* [Aim of the task]
Check every line below for the word "this" and copy each one that has it.

* [Extracted entries]
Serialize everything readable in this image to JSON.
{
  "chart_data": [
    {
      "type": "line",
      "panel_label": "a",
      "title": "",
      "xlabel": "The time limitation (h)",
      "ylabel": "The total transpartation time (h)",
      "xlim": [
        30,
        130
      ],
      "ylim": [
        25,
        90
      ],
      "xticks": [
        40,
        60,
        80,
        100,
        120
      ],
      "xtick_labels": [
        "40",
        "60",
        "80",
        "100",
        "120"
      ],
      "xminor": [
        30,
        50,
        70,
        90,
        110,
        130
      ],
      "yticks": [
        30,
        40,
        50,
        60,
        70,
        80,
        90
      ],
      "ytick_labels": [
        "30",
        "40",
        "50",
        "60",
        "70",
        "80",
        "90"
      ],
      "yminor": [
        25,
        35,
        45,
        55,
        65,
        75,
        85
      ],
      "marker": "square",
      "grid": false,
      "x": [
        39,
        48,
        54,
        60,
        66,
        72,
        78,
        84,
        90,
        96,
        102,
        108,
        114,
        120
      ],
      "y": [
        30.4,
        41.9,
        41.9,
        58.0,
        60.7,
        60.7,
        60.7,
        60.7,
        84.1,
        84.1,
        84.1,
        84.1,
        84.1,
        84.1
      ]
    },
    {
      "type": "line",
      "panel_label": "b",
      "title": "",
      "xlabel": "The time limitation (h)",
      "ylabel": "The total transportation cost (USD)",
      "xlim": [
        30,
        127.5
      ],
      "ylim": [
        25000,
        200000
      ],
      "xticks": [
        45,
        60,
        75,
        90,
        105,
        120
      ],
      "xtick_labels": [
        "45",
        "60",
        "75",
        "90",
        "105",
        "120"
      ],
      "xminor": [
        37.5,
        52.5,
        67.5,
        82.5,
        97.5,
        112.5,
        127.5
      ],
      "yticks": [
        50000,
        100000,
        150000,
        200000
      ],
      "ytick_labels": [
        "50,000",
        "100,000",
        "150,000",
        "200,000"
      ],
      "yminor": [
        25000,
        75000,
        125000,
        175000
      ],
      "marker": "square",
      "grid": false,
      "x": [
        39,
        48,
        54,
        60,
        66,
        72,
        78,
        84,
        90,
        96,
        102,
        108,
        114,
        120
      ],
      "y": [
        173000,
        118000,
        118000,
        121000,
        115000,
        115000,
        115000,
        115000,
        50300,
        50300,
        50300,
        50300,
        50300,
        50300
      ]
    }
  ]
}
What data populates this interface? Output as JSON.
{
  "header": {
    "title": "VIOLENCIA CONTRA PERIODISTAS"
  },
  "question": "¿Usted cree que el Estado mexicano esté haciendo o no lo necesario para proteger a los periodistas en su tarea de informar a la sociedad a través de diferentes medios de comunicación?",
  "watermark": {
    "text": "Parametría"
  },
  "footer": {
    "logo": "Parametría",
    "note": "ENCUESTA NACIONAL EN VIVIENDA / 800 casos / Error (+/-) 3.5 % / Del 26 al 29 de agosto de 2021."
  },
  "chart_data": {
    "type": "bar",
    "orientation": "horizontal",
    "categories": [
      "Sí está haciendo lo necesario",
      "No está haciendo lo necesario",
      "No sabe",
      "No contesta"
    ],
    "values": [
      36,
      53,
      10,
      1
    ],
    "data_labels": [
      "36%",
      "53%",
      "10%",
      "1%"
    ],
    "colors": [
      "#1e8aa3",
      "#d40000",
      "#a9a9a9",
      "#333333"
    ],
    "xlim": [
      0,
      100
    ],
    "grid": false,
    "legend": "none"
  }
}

* [Response]
Serialize everything readable in this image to JSON.
What data populates this interface? Output as JSON.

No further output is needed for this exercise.